--- START Given text ---

Songs That Were Banned: Neil Young – This Note’s For You

This video was banned by MTV because they feared it would upset their sponsors. So, being Neil being Neil…wrote a letter to MTV that stated:

MTV, you spineless twerps.
You refuse to play “This Note’s For You” because you’re afraid to offend your sponsors.
What does the “M” in MTV stand for: music or money?
Long live rock and roll.

This parody of commercial rock was banned by MTV for its critique of the music industry’s cozy relationship with corporate America. The song and video mocked advertisements and did not shy away from dropping company names– the title itself is a jab at Budweiser’s ad campaign of “This Bud’s For You.” The song also made fun of pop artists such as Michael Jackson and Whitney Houston. Jackson’s legal threats prompted MTV to ban the video. They changed their minds when the song became a hit on Canada’s MuchMusic channel…the same as the BBC did with My Generation when it became a hit.

He has stuck to his policy of refusing to license his music out for commercials, let alone appear in them himself.

--- END Given text ---
--- START Records supplied ---

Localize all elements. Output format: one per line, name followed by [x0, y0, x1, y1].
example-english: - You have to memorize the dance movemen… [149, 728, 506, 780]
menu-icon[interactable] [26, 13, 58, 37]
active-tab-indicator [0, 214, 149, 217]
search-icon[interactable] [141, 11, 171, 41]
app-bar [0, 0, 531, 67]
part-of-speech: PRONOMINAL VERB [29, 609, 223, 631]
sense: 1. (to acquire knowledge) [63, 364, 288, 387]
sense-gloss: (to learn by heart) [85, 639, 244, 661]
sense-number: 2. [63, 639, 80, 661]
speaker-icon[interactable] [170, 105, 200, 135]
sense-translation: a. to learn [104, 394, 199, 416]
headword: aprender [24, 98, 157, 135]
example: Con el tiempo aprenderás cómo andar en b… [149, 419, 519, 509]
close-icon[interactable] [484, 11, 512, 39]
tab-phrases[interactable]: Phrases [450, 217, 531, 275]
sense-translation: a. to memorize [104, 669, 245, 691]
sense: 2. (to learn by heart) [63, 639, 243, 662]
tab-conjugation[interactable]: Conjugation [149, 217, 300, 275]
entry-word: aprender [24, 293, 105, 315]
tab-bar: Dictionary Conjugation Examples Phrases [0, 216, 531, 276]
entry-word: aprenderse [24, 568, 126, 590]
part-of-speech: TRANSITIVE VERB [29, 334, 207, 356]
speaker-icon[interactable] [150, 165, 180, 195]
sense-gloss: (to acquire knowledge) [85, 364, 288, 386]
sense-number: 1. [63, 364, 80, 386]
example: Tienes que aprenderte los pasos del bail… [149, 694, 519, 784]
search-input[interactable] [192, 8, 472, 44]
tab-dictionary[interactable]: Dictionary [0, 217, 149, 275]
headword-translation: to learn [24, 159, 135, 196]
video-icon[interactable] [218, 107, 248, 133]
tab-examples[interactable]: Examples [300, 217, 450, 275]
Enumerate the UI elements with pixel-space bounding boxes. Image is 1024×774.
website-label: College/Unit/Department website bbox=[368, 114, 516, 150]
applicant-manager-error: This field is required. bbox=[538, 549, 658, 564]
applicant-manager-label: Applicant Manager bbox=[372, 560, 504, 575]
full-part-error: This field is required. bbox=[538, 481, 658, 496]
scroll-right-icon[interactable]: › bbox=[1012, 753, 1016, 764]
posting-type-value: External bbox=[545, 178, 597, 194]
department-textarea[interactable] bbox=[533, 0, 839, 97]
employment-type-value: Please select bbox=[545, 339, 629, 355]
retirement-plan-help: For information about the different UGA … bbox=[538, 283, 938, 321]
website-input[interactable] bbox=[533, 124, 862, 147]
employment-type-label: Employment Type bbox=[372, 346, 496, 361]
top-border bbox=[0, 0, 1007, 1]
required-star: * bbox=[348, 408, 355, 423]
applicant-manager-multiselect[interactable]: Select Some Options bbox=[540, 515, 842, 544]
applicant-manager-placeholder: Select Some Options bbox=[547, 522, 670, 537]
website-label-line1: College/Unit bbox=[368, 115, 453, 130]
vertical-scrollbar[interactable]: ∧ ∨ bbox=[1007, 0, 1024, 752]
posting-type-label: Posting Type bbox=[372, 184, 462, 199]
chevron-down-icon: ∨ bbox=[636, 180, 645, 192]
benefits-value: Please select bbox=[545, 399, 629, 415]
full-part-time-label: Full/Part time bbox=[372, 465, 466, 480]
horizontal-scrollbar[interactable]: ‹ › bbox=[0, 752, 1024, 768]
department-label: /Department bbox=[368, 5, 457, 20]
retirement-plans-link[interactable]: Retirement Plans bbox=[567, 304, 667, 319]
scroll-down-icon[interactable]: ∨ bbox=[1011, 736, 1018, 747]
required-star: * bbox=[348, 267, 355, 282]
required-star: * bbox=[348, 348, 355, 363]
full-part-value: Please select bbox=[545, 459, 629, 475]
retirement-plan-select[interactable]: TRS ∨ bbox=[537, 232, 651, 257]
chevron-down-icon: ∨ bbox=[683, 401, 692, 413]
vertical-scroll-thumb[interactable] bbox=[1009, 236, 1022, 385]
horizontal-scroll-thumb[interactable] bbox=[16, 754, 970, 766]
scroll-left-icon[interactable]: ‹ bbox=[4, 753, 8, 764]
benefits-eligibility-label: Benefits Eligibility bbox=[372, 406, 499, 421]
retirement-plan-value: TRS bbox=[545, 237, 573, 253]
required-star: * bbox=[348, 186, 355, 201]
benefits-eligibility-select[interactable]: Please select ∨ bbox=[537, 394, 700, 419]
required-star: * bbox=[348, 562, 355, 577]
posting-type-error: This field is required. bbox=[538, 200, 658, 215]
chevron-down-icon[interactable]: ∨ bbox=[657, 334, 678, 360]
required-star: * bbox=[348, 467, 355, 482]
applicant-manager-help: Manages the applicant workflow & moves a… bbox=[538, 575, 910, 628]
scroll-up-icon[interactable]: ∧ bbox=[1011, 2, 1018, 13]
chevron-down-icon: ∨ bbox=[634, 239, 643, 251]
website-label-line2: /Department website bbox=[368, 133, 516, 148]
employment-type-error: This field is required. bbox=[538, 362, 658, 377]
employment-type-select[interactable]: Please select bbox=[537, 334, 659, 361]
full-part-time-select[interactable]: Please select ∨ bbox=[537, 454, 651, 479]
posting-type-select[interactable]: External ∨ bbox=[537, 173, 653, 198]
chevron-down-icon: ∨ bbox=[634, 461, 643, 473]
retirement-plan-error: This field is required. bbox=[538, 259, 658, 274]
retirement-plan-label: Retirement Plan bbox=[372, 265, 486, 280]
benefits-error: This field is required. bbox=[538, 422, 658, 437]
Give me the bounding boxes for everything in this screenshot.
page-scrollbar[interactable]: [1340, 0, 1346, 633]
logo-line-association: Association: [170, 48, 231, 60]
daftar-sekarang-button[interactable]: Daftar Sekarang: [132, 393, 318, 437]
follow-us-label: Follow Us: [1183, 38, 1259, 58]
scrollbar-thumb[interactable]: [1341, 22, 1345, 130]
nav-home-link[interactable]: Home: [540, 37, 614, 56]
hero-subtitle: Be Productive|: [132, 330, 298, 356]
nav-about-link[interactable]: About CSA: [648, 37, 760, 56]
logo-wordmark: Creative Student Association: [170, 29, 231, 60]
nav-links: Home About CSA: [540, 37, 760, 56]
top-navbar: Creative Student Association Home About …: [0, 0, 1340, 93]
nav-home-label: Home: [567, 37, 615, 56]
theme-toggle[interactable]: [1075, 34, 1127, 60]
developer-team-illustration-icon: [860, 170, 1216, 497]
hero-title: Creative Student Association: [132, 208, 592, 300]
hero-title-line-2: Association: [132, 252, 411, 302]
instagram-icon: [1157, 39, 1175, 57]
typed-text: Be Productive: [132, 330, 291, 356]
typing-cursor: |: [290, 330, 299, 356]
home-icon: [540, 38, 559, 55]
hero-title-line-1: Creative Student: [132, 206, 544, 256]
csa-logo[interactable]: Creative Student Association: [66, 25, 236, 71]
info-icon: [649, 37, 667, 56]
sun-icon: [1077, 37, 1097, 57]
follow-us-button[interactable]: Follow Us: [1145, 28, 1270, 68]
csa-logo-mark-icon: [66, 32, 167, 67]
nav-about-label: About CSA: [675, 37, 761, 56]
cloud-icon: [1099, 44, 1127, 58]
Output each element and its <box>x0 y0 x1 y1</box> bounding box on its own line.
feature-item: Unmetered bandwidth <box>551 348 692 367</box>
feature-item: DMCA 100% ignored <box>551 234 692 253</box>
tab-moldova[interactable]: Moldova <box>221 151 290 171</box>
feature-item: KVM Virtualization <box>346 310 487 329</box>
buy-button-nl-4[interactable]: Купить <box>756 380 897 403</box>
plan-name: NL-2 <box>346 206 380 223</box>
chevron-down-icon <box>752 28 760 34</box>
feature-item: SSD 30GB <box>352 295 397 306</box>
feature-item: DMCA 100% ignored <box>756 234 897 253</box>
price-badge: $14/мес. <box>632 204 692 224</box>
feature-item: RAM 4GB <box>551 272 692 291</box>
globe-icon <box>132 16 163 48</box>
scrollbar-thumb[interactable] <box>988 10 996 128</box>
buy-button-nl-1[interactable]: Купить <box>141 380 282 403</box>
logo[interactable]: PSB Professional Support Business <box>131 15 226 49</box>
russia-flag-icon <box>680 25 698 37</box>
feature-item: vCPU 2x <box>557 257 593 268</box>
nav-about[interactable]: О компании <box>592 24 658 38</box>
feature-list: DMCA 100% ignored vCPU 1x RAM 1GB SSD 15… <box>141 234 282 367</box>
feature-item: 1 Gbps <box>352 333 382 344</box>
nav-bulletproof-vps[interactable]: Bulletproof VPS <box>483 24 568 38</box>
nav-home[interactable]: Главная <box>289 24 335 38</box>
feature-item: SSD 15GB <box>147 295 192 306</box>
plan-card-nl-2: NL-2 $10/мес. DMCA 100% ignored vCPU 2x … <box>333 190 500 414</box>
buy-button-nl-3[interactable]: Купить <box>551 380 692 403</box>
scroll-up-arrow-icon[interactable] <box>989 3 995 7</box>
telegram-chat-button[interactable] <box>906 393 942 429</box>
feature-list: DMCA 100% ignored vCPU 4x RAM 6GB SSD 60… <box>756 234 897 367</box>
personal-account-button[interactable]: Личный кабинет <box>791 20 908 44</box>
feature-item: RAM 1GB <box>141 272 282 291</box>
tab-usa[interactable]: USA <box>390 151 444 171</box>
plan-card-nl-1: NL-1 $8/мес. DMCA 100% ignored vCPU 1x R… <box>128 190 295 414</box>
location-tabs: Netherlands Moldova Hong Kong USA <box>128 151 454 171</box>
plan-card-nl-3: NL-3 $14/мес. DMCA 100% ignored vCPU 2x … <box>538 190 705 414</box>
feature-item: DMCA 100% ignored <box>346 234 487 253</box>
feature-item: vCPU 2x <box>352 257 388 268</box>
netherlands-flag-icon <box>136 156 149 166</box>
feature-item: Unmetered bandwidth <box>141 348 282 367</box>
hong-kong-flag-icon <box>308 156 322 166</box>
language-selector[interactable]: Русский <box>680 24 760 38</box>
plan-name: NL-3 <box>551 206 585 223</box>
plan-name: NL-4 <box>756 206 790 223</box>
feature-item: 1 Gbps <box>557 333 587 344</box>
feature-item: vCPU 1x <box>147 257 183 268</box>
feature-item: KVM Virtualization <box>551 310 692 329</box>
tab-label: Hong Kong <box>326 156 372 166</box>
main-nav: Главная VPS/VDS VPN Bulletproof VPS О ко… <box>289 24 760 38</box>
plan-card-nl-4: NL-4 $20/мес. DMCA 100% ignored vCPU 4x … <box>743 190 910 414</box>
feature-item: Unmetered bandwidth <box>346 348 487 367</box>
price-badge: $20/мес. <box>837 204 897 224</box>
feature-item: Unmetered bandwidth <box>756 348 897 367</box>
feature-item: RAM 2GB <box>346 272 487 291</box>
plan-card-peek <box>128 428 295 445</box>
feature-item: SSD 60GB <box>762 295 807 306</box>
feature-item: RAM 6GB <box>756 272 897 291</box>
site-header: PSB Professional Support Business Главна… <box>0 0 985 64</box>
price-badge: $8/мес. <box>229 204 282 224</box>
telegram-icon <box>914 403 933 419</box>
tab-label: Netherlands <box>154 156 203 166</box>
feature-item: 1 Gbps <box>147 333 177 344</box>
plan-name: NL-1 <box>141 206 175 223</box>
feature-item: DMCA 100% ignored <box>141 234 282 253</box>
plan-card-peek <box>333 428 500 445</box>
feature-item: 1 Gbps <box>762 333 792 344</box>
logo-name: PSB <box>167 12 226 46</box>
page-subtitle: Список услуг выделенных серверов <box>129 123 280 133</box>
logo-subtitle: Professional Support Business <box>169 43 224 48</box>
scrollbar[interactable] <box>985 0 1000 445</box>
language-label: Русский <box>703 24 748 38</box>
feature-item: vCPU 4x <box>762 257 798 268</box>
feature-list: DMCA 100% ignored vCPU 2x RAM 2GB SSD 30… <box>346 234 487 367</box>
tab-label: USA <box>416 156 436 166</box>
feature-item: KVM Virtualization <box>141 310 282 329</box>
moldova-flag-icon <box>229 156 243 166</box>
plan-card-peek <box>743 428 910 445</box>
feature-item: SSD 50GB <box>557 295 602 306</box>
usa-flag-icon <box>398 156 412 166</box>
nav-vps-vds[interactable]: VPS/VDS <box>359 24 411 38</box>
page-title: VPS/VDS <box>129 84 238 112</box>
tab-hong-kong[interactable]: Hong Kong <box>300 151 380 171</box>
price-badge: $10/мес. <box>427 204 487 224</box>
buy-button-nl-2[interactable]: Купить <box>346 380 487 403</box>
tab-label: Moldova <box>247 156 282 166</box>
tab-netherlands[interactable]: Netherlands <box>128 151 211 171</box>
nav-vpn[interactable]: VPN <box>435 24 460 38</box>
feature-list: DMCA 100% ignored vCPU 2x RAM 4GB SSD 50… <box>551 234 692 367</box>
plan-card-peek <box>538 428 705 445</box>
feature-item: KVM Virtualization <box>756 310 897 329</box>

--- END Records supplied ---

* _The task_
Please copy the Neil Young post word for word from "MTV, you spineless" up to and including "rock and roll.".

* _Answer below_
MTV, you spineless twerps.
You refuse to play “This Note’s For You” because you’re afraid to offend your sponsors.
What does the “M” in MTV stand for: music or money?
Long live rock and roll.